Exercise details: Check each line of the data for "this" and select those that have it.

Dataset records:
☆ ☆ ☆ ☆ ☆ ☆ ☆

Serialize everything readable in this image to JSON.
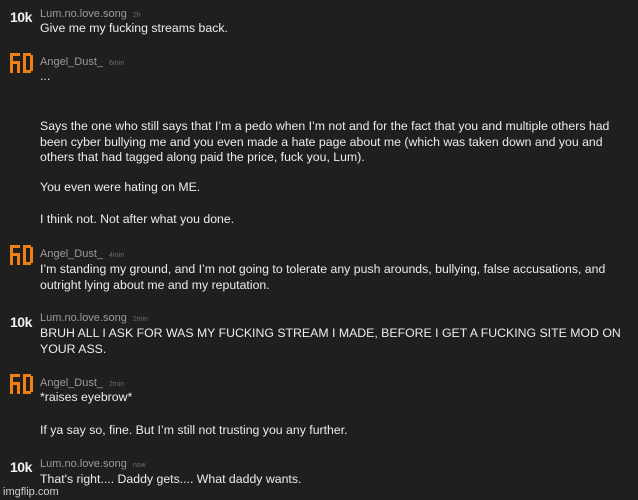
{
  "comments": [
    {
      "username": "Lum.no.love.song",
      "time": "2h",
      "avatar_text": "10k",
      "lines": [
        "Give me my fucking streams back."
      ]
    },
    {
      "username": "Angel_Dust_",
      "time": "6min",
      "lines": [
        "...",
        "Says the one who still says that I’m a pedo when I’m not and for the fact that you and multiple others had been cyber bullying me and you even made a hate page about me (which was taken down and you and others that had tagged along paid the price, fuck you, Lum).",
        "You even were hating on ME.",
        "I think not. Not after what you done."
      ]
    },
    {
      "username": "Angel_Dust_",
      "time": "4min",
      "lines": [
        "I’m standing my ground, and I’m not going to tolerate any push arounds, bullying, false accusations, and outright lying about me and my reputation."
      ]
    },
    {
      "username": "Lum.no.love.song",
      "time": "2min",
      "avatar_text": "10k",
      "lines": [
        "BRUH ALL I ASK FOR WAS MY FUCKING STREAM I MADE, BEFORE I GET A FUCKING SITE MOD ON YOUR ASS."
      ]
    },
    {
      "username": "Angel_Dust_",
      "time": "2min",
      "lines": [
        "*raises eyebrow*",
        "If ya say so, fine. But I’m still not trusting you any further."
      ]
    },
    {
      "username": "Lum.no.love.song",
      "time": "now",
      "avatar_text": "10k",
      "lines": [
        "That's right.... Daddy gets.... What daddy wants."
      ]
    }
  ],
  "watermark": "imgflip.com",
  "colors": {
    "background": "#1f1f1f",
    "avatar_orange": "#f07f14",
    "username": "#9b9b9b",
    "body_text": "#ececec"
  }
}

☆ ☆ ☆ ☆ ☆ ☆ ☆

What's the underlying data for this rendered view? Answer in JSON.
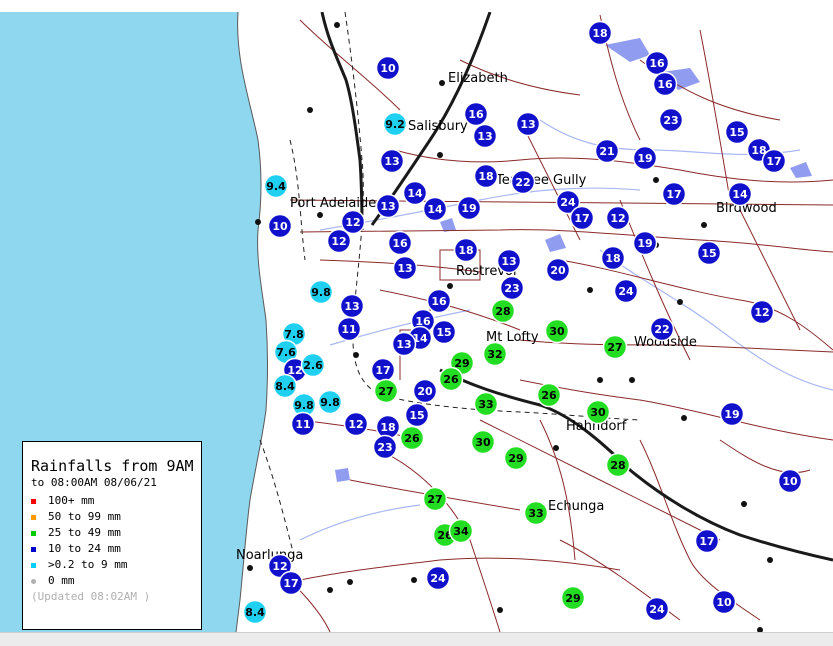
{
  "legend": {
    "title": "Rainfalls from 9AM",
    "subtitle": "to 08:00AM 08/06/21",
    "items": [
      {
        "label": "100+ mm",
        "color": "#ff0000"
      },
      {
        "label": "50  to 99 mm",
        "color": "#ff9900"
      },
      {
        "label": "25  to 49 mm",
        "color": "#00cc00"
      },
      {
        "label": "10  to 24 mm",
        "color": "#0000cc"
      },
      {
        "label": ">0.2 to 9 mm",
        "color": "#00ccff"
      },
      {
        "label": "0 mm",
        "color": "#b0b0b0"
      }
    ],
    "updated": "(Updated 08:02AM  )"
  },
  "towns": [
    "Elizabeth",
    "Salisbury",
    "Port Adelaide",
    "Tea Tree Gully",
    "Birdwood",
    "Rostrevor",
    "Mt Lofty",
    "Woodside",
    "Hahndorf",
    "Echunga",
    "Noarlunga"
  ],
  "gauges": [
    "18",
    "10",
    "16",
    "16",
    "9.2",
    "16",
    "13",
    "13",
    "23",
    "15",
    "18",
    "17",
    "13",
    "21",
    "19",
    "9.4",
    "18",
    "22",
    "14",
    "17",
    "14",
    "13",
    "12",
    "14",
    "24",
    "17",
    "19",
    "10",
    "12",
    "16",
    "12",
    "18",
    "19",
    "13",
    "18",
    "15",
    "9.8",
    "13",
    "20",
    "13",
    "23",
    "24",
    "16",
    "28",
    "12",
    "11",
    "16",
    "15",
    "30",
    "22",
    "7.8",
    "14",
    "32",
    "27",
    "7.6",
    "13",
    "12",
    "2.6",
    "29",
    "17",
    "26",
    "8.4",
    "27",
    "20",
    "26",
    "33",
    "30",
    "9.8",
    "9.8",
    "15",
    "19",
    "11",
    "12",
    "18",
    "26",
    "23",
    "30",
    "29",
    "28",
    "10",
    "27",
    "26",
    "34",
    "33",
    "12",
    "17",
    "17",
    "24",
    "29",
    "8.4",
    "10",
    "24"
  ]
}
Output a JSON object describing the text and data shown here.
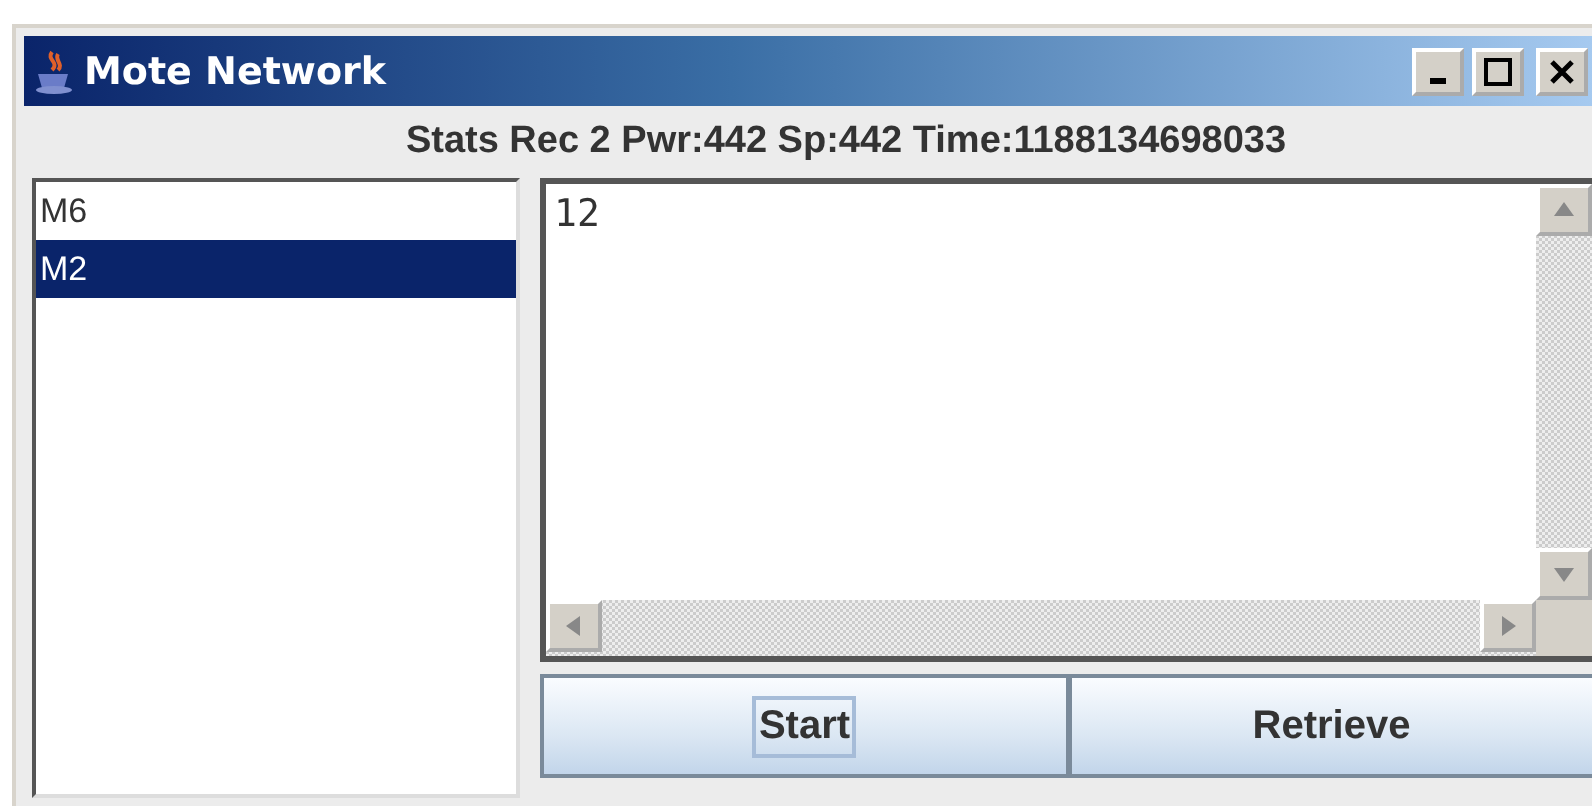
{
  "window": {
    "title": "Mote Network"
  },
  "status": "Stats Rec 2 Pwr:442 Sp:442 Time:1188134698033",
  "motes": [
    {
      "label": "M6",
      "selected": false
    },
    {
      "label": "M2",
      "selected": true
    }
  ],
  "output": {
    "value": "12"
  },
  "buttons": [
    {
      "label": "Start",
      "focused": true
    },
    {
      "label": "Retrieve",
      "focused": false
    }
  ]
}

☆ ☆ ☆ ☆ ☆ ☆ ☆

Correct answer:
Serialize everything readable in this image to JSON.
What's the underlying data for this rendered view? Answer in JSON.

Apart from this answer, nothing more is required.